- _DATA SHOWN_
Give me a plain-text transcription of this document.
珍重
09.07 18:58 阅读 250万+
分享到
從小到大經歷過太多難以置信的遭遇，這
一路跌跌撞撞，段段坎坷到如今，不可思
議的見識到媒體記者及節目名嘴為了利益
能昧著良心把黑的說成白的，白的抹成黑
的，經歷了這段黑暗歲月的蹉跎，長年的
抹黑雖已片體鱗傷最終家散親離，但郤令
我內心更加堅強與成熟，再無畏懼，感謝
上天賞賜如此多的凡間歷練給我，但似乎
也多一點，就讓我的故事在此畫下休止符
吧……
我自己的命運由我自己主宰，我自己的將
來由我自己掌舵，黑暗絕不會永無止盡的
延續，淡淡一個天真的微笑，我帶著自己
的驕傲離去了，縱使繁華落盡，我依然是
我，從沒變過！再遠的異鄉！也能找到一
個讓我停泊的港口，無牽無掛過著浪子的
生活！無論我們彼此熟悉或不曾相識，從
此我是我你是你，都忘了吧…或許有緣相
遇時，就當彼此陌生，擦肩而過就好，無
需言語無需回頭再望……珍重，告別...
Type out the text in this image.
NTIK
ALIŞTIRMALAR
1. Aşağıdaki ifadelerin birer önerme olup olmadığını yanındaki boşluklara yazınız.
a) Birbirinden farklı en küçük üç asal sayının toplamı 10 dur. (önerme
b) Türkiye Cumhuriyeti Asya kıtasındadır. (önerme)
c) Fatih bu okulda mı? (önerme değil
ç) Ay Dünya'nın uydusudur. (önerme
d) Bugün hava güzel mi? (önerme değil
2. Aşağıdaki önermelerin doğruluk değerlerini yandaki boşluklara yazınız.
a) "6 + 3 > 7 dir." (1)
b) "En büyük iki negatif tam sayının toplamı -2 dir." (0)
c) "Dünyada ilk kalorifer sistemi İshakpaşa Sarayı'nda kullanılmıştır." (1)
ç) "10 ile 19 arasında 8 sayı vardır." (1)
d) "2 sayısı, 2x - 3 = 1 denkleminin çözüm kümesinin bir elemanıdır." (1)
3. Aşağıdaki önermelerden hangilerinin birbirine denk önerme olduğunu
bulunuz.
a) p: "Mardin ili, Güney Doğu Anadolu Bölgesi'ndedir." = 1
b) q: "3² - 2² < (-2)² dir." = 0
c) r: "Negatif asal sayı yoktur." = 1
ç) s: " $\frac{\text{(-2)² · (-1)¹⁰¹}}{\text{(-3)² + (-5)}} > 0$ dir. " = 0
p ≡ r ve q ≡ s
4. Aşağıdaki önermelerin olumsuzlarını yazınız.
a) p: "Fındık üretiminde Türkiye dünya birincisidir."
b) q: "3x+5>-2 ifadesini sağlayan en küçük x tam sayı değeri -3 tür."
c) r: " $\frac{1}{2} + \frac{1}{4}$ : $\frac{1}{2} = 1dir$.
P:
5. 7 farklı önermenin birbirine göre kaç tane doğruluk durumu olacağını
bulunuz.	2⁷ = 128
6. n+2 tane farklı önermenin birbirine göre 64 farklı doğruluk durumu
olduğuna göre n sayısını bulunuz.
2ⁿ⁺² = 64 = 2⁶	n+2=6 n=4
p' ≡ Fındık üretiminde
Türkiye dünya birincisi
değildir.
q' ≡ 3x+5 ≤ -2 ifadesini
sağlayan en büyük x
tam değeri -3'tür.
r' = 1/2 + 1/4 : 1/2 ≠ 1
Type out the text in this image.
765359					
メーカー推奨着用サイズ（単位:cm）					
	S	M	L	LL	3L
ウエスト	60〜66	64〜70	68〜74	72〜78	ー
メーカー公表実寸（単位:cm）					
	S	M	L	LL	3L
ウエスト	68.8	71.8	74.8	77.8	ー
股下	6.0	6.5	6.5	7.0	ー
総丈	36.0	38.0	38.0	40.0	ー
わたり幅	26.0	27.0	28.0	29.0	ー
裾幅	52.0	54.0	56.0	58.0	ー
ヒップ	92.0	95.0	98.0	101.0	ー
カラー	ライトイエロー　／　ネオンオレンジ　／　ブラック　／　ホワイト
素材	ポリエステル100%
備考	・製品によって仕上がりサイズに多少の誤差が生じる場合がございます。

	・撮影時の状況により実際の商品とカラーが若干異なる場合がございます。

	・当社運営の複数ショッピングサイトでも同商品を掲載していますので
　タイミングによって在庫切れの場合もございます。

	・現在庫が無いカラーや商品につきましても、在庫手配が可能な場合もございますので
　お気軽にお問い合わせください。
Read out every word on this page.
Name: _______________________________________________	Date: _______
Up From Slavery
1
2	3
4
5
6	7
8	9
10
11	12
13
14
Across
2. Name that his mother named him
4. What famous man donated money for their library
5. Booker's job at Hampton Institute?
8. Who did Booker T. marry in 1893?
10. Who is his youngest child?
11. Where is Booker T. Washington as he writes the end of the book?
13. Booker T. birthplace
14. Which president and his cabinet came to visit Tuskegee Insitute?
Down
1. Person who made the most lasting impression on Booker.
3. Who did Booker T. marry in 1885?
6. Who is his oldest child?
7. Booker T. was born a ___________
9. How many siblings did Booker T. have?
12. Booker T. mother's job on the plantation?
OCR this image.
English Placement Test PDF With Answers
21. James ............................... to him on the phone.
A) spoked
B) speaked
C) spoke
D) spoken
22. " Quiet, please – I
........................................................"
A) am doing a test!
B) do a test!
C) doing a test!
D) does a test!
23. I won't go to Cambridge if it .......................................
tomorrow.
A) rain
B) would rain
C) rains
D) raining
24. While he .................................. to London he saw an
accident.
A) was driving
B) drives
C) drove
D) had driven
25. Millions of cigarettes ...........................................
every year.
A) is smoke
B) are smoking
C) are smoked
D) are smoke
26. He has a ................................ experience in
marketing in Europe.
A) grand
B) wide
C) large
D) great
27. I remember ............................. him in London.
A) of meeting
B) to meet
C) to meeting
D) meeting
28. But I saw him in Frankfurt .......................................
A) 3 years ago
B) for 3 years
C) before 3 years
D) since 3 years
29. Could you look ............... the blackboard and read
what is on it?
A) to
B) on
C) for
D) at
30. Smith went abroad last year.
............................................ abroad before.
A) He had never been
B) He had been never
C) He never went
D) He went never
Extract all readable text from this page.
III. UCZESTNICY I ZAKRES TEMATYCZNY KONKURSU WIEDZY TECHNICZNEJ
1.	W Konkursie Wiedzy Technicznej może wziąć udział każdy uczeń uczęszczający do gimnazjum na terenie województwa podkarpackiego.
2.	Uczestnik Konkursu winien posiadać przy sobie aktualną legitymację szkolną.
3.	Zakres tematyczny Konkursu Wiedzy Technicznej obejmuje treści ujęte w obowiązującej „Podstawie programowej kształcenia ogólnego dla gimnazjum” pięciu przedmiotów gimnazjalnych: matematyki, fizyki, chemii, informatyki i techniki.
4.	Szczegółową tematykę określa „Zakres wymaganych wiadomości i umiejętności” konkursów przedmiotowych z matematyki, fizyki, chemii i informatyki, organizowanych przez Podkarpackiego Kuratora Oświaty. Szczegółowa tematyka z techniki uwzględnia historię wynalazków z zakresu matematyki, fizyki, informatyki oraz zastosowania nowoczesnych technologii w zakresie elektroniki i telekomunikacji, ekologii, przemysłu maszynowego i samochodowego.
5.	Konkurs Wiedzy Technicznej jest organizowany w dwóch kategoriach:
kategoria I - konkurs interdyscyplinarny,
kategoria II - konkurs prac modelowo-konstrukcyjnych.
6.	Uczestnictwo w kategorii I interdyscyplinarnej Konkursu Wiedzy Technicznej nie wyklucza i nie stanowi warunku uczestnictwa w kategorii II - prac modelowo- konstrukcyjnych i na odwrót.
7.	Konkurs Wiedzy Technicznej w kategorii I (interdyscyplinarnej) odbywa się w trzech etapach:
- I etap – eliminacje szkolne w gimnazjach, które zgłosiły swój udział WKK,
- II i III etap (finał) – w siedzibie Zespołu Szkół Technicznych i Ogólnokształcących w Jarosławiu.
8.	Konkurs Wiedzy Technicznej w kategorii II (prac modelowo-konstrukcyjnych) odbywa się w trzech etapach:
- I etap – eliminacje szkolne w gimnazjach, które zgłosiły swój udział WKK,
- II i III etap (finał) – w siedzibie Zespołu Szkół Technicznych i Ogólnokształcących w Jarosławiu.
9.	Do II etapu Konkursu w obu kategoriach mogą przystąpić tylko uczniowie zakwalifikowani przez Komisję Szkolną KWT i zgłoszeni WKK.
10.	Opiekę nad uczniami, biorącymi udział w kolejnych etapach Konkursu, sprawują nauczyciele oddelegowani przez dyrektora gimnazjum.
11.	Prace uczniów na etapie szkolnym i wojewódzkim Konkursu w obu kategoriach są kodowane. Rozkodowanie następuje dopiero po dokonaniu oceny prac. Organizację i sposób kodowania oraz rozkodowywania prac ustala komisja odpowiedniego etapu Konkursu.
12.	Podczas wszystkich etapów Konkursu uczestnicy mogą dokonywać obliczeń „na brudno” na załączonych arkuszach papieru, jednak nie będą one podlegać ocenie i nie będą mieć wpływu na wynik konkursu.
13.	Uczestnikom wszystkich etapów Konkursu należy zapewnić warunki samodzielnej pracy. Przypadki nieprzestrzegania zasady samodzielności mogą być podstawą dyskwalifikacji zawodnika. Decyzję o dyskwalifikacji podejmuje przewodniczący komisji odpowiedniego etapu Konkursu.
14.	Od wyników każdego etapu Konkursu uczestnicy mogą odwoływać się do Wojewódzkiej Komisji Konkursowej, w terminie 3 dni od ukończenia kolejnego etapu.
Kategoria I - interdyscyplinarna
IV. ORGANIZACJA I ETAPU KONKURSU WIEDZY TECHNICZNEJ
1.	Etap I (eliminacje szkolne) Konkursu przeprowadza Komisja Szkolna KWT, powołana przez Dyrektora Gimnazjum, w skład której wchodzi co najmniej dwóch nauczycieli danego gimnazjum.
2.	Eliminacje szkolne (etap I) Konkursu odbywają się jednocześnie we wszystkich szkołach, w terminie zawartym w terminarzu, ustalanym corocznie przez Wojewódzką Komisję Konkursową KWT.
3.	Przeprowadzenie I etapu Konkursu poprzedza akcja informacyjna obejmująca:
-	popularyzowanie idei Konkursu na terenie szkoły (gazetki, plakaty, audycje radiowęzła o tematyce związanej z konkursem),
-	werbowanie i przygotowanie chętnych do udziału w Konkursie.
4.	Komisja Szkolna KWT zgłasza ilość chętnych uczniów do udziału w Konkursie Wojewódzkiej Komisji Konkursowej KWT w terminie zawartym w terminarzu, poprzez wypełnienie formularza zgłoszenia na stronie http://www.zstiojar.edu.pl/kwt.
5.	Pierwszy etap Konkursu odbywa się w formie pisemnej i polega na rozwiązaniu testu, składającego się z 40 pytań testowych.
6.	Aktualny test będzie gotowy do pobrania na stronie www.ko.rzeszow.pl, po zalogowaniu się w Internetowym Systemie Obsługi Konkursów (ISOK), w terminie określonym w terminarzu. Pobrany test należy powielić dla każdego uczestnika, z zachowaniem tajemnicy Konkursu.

- _WHAT TO PRODUCE_
Say, as a bare number, how many lines in the entries above include the string "büyük".

- _ANSWER_
2